ENTRIES SHOWN:
────────────────────

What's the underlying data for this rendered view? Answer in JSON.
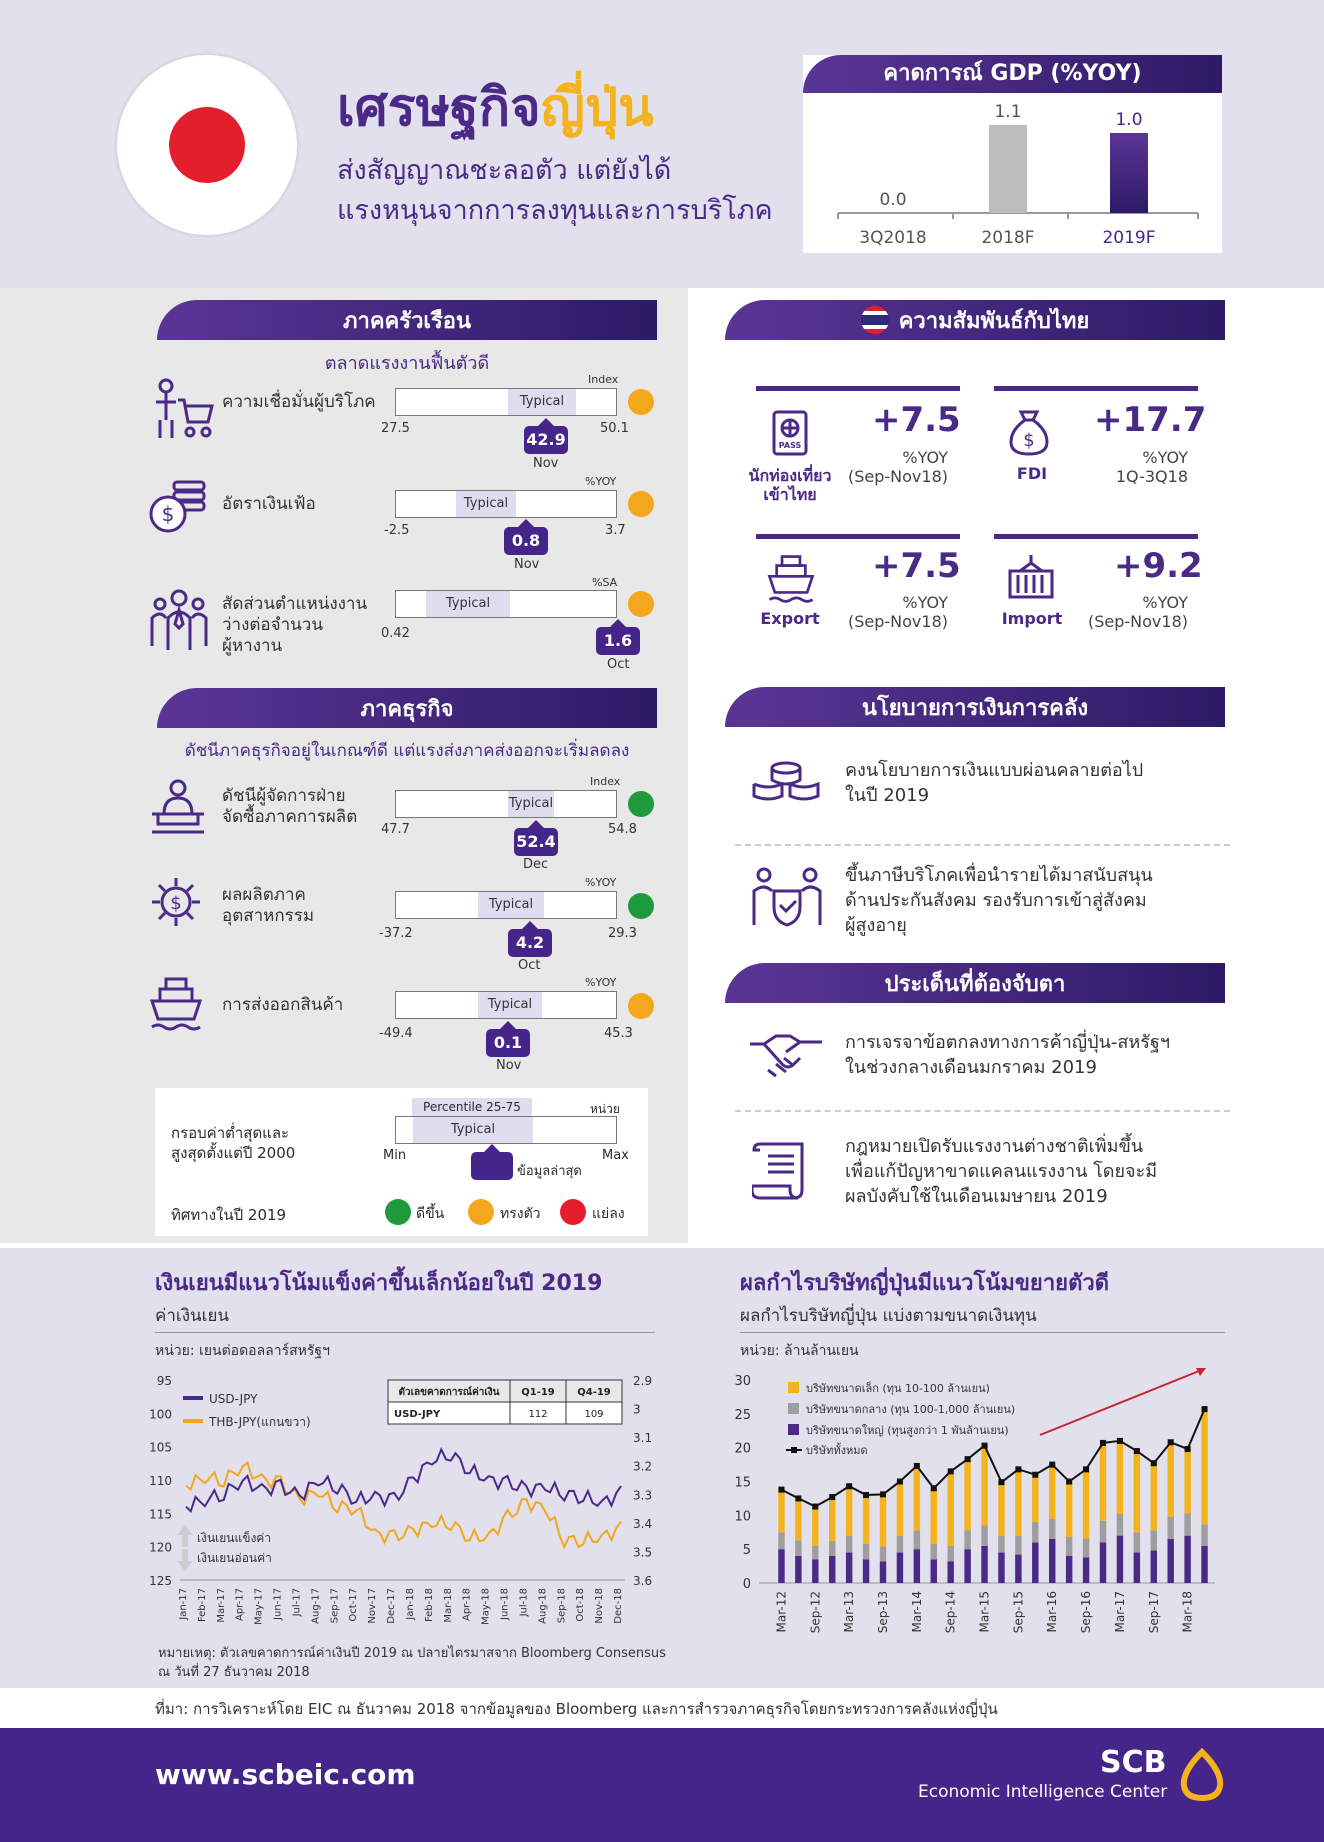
{
  "header": {
    "title_a": "เศรษฐกิจ",
    "title_b": "ญี่ปุ่น",
    "subtitle_1": "ส่งสัญญาณชะลอตัว แต่ยังได้",
    "subtitle_2": "แรงหนุนจากการลงทุนและการบริโภค"
  },
  "gdp": {
    "title": "คาดการณ์ GDP (%YOY)",
    "periods": [
      "3Q2018",
      "2018F",
      "2019F"
    ],
    "values": [
      "0.0",
      "1.1",
      "1.0"
    ]
  },
  "household": {
    "title": "ภาคครัวเรือน",
    "subtitle": "ตลาดแรงงานฟื้นตัวดี",
    "items": [
      {
        "label": "ความเชื่อมั่นผู้บริโภค",
        "unit": "Index",
        "min": "27.5",
        "max": "50.1",
        "typical": "Typical",
        "value": "42.9",
        "period": "Nov",
        "dot": "#f4a71c"
      },
      {
        "label": "อัตราเงินเฟ้อ",
        "unit": "%YOY",
        "min": "-2.5",
        "max": "3.7",
        "typical": "Typical",
        "value": "0.8",
        "period": "Nov",
        "dot": "#f4a71c"
      },
      {
        "label_1": "สัดส่วนตำแหน่งงาน",
        "label_2": "ว่างต่อจำนวน",
        "label_3": "ผู้หางาน",
        "unit": "%SA",
        "min": "0.42",
        "max": "",
        "typical": "Typical",
        "value": "1.6",
        "period": "Oct",
        "dot": "#f4a71c"
      }
    ]
  },
  "business": {
    "title": "ภาคธุรกิจ",
    "subtitle": "ดัชนีภาคธุรกิจอยู่ในเกณฑ์ดี แต่แรงส่งภาคส่งออกจะเริ่มลดลง",
    "items": [
      {
        "label_1": "ดัชนีผู้จัดการฝ่าย",
        "label_2": "จัดซื้อภาคการผลิต",
        "unit": "Index",
        "min": "47.7",
        "max": "54.8",
        "typical": "Typical",
        "value": "52.4",
        "period": "Dec",
        "dot": "#1e9a3c"
      },
      {
        "label_1": "ผลผลิตภาค",
        "label_2": "อุตสาหกรรม",
        "unit": "%YOY",
        "min": "-37.2",
        "max": "29.3",
        "typical": "Typical",
        "value": "4.2",
        "period": "Oct",
        "dot": "#1e9a3c"
      },
      {
        "label_1": "การส่งออกสินค้า",
        "unit": "%YOY",
        "min": "-49.4",
        "max": "45.3",
        "typical": "Typical",
        "value": "0.1",
        "period": "Nov",
        "dot": "#f4a71c"
      }
    ]
  },
  "legend": {
    "range_1": "กรอบค่าต่ำสุดและ",
    "range_2": "สูงสุดตั้งแต่ปี 2000",
    "percentile": "Percentile 25-75",
    "unit": "หน่วย",
    "typical": "Typical",
    "min": "Min",
    "max": "Max",
    "latest": "ข้อมูลล่าสุด",
    "direction": "ทิศทางในปี 2019",
    "up": "ดีขึ้น",
    "flat": "ทรงตัว",
    "down": "แย่ลง"
  },
  "thai": {
    "title": "ความสัมพันธ์กับไทย",
    "items": [
      {
        "value": "+7.5",
        "unit": "%YOY",
        "period": "(Sep-Nov18)",
        "name_1": "นักท่องเที่ยว",
        "name_2": "เข้าไทย",
        "icon": "passport-icon"
      },
      {
        "value": "+17.7",
        "unit": "%YOY",
        "period": "1Q-3Q18",
        "name_1": "FDI",
        "name_2": "",
        "icon": "money-bag-icon"
      },
      {
        "value": "+7.5",
        "unit": "%YOY",
        "period": "(Sep-Nov18)",
        "name_1": "Export",
        "name_2": "",
        "icon": "ship-icon"
      },
      {
        "value": "+9.2",
        "unit": "%YOY",
        "period": "(Sep-Nov18)",
        "name_1": "Import",
        "name_2": "",
        "icon": "container-icon"
      }
    ]
  },
  "fiscal": {
    "title": "นโยบายการเงินการคลัง",
    "items": [
      {
        "l1": "คงนโยบายการเงินแบบผ่อนคลายต่อไป",
        "l2": "ในปี 2019",
        "l3": ""
      },
      {
        "l1": "ขึ้นภาษีบริโภคเพื่อนำรายได้มาสนับสนุน",
        "l2": "ด้านประกันสังคม รองรับการเข้าสู่สังคม",
        "l3": "ผู้สูงอายุ"
      }
    ]
  },
  "watch": {
    "title": "ประเด็นที่ต้องจับตา",
    "items": [
      {
        "l1": "การเจรจาข้อตกลงทางการค้าญี่ปุ่น-สหรัฐฯ",
        "l2": "ในช่วงกลางเดือนมกราคม 2019",
        "l3": ""
      },
      {
        "l1": "กฎหมายเปิดรับแรงงานต่างชาติเพิ่มขึ้น",
        "l2": "เพื่อแก้ปัญหาขาดแคลนแรงงาน โดยจะมี",
        "l3": "ผลบังคับใช้ในเดือนเมษายน 2019"
      }
    ]
  },
  "yen": {
    "title": "เงินเยนมีแนวโน้มแข็งค่าขึ้นเล็กน้อยในปี 2019",
    "subtitle": "ค่าเงินเยน",
    "unit": "หน่วย: เยนต่อดอลลาร์สหรัฐฯ",
    "legend_usd": "USD-JPY",
    "legend_thb": "THB-JPY(แกนขวา)",
    "strong": "เงินเยนแข็งค่า",
    "weak": "เงินเยนอ่อนค่า",
    "forecast_header": [
      "ตัวเลขคาดการณ์ค่าเงิน",
      "Q1-19",
      "Q4-19"
    ],
    "forecast_row": [
      "USD-JPY",
      "112",
      "109"
    ],
    "note_1": "หมายเหตุ: ตัวเลขคาดการณ์ค่าเงินปี 2019 ณ ปลายไตรมาสจาก Bloomberg Consensus",
    "note_2": "ณ วันที่ 27 ธันวาคม 2018"
  },
  "profit": {
    "title": "ผลกำไรบริษัทญี่ปุ่นมีแนวโน้มขยายตัวดี",
    "subtitle": "ผลกำไรบริษัทญี่ปุ่น แบ่งตามขนาดเงินทุน",
    "unit": "หน่วย: ล้านล้านเยน",
    "legend": [
      "บริษัทขนาดเล็ก (ทุน 10-100 ล้านเยน)",
      "บริษัทขนาดกลาง (ทุน 100-1,000 ล้านเยน)",
      "บริษัทขนาดใหญ่ (ทุนสูงกว่า 1 พันล้านเยน)",
      "บริษัททั้งหมด"
    ]
  },
  "source": "ที่มา: การวิเคราะห์โดย EIC ณ ธันวาคม 2018 จากข้อมูลของ Bloomberg และการสำรวจภาคธุรกิจโดยกระทรวงการคลังแห่งญี่ปุ่น",
  "footer": {
    "url": "www.scbeic.com",
    "brand": "SCB",
    "brand_sub": "Economic Intelligence Center"
  },
  "chart_data": [
    {
      "type": "bar",
      "title": "คาดการณ์ GDP (%YOY)",
      "categories": [
        "3Q2018",
        "2018F",
        "2019F"
      ],
      "values": [
        0.0,
        1.1,
        1.0
      ]
    },
    {
      "type": "line",
      "title": "เงินเยนมีแนวโน้มแข็งค่าขึ้นเล็กน้อยในปี 2019",
      "ylabel": "หน่วย: เยนต่อดอลลาร์สหรัฐฯ",
      "x": [
        "Jan-17",
        "Feb-17",
        "Mar-17",
        "Apr-17",
        "May-17",
        "Jun-17",
        "Jul-17",
        "Aug-17",
        "Sep-17",
        "Oct-17",
        "Nov-17",
        "Dec-17",
        "Jan-18",
        "Feb-18",
        "Mar-18",
        "Apr-18",
        "May-18",
        "Jun-18",
        "Jul-18",
        "Aug-18",
        "Sep-18",
        "Oct-18",
        "Nov-18",
        "Dec-18"
      ],
      "y_left_ticks": [
        95,
        100,
        105,
        110,
        115,
        120,
        125
      ],
      "y_right_ticks": [
        2.9,
        3,
        3.1,
        3.2,
        3.3,
        3.4,
        3.5,
        3.6
      ],
      "series": [
        {
          "name": "USD-JPY",
          "axis": "left",
          "values": [
            114,
            113,
            112,
            110,
            111.5,
            111,
            112.5,
            110,
            111,
            113,
            112.5,
            113,
            110,
            107,
            106,
            108.5,
            110,
            110.5,
            111.5,
            111,
            112,
            112.5,
            113.5,
            112
          ]
        },
        {
          "name": "THB-JPY(แกนขวา)",
          "axis": "right",
          "values": [
            3.27,
            3.24,
            3.25,
            3.2,
            3.25,
            3.26,
            3.32,
            3.29,
            3.34,
            3.35,
            3.44,
            3.45,
            3.43,
            3.4,
            3.4,
            3.45,
            3.45,
            3.38,
            3.33,
            3.35,
            3.46,
            3.46,
            3.45,
            3.42
          ]
        }
      ]
    },
    {
      "type": "bar",
      "title": "ผลกำไรบริษัทญี่ปุ่นมีแนวโน้มขยายตัวดี",
      "ylabel": "หน่วย: ล้านล้านเยน",
      "ylim": [
        0,
        30
      ],
      "x": [
        "Mar-12",
        "Jun-12",
        "Sep-12",
        "Dec-12",
        "Mar-13",
        "Jun-13",
        "Sep-13",
        "Dec-13",
        "Mar-14",
        "Jun-14",
        "Sep-14",
        "Dec-14",
        "Mar-15",
        "Jun-15",
        "Sep-15",
        "Dec-15",
        "Mar-16",
        "Jun-16",
        "Sep-16",
        "Dec-16",
        "Mar-17",
        "Jun-17",
        "Sep-17",
        "Dec-17",
        "Mar-18",
        "Jun-18"
      ],
      "x_tick_labels": [
        "Mar-12",
        "Sep-12",
        "Mar-13",
        "Sep-13",
        "Mar-14",
        "Sep-14",
        "Mar-15",
        "Sep-15",
        "Mar-16",
        "Sep-16",
        "Mar-17",
        "Sep-17",
        "Mar-18"
      ],
      "series": [
        {
          "name": "บริษัทขนาดใหญ่ (ทุนสูงกว่า 1 พันล้านเยน)",
          "values": [
            5,
            4,
            3.5,
            4,
            4.5,
            3.5,
            3.2,
            4.5,
            5,
            3.5,
            3.2,
            5,
            5.5,
            4.5,
            4.2,
            6,
            6.5,
            4,
            3.8,
            6,
            7,
            4.5,
            4.8,
            6.5,
            7,
            5.5
          ]
        },
        {
          "name": "บริษัทขนาดกลาง (ทุน 100-1,000 ล้านเยน)",
          "values": [
            2.5,
            2.3,
            2,
            2.2,
            2.5,
            2.3,
            2.2,
            2.5,
            2.8,
            2.3,
            2.3,
            2.8,
            3,
            2.5,
            2.8,
            3,
            3,
            2.8,
            2.8,
            3.2,
            3.2,
            3,
            3,
            3.3,
            3.3,
            3.2
          ]
        },
        {
          "name": "บริษัทขนาดเล็ก (ทุน 10-100 ล้านเยน)",
          "values": [
            6.3,
            6.2,
            5.8,
            6.5,
            7.3,
            7.2,
            7.7,
            8,
            9.5,
            8.2,
            11,
            10.5,
            11.8,
            7.9,
            9.8,
            7,
            8,
            8.2,
            10.2,
            11.5,
            10.8,
            12,
            9.9,
            11,
            9.5,
            17
          ]
        },
        {
          "name": "บริษัททั้งหมด",
          "type": "line",
          "values": [
            13.8,
            12.5,
            11.3,
            12.7,
            14.3,
            13,
            13.1,
            15,
            17.3,
            14,
            16.5,
            18.3,
            20.3,
            14.9,
            16.8,
            16,
            17.5,
            15,
            16.8,
            20.7,
            21,
            19.5,
            17.7,
            20.8,
            19.8,
            25.7
          ]
        }
      ]
    }
  ]
}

────────────────────

TASK INSTRUCTIONS: Pick every line with "วเลขคาดการณ" in it and copy it.

RIGHT ANSWER:
      "ตัวเลขคาดการณ์ค่าเงิน",
    "note_1": "หมายเหตุ: ตัวเลขคาดการณ์ค่าเงินปี 2019 ณ ปลายไตรมาสจาก Bloomberg Consensus",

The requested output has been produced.